» What this task involves
Going through the material below, please gather all lines with the word "Land" in them.

[Stored items]
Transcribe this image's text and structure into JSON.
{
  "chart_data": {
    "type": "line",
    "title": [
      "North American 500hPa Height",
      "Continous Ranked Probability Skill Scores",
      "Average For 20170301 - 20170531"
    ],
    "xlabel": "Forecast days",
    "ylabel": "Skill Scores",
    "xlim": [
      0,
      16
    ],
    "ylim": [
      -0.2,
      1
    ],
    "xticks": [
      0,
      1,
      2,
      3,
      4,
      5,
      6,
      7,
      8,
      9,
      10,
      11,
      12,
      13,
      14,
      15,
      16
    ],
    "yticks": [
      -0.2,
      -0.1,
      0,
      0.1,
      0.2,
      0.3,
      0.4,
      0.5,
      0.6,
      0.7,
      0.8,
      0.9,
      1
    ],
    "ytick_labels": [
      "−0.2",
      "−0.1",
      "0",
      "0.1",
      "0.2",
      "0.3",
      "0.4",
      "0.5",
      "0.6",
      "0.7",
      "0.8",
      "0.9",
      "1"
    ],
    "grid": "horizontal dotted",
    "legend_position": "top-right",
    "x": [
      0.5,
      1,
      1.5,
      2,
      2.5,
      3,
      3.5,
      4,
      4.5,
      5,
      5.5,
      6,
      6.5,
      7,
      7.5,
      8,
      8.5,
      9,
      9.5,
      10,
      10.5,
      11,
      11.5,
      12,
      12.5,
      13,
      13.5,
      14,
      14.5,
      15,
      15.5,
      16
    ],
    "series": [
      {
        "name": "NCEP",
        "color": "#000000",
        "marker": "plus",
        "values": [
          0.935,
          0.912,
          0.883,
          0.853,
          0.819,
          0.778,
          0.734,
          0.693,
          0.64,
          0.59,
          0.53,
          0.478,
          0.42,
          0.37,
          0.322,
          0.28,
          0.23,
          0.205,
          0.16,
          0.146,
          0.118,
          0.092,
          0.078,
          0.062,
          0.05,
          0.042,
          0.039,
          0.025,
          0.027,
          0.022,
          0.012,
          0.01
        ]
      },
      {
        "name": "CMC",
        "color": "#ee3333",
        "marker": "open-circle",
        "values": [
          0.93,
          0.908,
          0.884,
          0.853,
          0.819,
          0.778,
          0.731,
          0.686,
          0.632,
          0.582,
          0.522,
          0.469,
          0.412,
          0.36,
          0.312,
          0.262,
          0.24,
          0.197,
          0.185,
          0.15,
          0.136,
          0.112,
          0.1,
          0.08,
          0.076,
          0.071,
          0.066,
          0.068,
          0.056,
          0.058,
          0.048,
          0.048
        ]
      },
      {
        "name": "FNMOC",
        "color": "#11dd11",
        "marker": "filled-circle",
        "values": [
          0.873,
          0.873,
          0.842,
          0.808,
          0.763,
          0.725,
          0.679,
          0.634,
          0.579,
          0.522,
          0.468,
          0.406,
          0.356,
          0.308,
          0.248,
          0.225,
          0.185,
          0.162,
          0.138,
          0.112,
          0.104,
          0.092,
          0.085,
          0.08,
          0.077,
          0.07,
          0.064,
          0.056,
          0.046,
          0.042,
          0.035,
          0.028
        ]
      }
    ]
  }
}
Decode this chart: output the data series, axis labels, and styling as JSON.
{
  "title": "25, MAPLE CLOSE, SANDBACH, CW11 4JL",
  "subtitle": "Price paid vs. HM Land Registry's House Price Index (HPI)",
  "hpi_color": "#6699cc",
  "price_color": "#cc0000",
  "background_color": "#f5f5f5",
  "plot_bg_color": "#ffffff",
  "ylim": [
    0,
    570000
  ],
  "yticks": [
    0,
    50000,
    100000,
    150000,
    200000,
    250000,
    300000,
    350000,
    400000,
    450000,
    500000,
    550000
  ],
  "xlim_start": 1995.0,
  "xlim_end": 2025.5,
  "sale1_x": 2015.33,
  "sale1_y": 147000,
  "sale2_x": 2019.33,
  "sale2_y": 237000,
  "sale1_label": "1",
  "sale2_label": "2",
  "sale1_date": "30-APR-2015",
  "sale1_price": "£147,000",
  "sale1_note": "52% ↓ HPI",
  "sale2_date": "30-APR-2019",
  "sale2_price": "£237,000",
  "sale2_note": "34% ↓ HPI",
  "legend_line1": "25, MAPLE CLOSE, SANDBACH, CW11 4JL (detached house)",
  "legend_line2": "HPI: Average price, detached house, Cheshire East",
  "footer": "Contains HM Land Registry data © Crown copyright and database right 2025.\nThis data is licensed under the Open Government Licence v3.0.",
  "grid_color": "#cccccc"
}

» Finished exercise
  "subtitle": "Price paid vs. HM Land Registry's House Price Index (HPI)",
  "footer": "Contains HM Land Registry data © Crown copyright and database right 2025.\nThis data is licensed under the Open Government Licence v3.0.",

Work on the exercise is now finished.